## start Dataset
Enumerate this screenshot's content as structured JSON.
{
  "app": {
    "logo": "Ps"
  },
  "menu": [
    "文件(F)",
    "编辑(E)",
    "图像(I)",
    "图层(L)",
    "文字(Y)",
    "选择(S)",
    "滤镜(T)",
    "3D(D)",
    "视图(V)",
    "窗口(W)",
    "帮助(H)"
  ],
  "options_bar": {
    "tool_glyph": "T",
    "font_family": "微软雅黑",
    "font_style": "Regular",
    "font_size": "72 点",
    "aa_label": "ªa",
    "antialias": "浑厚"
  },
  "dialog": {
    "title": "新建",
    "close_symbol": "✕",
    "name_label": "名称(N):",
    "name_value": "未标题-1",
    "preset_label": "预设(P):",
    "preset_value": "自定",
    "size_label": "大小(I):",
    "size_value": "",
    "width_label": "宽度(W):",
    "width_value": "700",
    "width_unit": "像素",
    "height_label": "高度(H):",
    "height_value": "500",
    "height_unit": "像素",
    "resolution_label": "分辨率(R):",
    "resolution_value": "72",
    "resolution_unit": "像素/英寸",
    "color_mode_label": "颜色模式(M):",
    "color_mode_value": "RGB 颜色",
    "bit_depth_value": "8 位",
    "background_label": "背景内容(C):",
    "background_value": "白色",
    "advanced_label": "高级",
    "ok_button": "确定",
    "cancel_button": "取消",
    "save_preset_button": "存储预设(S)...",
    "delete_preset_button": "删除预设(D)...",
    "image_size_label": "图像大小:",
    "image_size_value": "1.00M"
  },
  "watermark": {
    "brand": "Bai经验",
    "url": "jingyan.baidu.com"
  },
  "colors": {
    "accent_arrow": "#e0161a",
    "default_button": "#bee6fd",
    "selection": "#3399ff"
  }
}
## end Dataset
(What is needed):
Set down the material above again, word for word.

(Exercise output):
Enumerate this screenshot's content as structured JSON.
{
  "app": {
    "logo": "Ps"
  },
  "menu": [
    "文件(F)",
    "编辑(E)",
    "图像(I)",
    "图层(L)",
    "文字(Y)",
    "选择(S)",
    "滤镜(T)",
    "3D(D)",
    "视图(V)",
    "窗口(W)",
    "帮助(H)"
  ],
  "options_bar": {
    "tool_glyph": "T",
    "font_family": "微软雅黑",
    "font_style": "Regular",
    "font_size": "72 点",
    "aa_label": "ªa",
    "antialias": "浑厚"
  },
  "dialog": {
    "title": "新建",
    "close_symbol": "✕",
    "name_label": "名称(N):",
    "name_value": "未标题-1",
    "preset_label": "预设(P):",
    "preset_value": "自定",
    "size_label": "大小(I):",
    "size_value": "",
    "width_label": "宽度(W):",
    "width_value": "700",
    "width_unit": "像素",
    "height_label": "高度(H):",
    "height_value": "500",
    "height_unit": "像素",
    "resolution_label": "分辨率(R):",
    "resolution_value": "72",
    "resolution_unit": "像素/英寸",
    "color_mode_label": "颜色模式(M):",
    "color_mode_value": "RGB 颜色",
    "bit_depth_value": "8 位",
    "background_label": "背景内容(C):",
    "background_value": "白色",
    "advanced_label": "高级",
    "ok_button": "确定",
    "cancel_button": "取消",
    "save_preset_button": "存储预设(S)...",
    "delete_preset_button": "删除预设(D)...",
    "image_size_label": "图像大小:",
    "image_size_value": "1.00M"
  },
  "watermark": {
    "brand": "Bai经验",
    "url": "jingyan.baidu.com"
  },
  "colors": {
    "accent_arrow": "#e0161a",
    "default_button": "#bee6fd",
    "selection": "#3399ff"
  }
}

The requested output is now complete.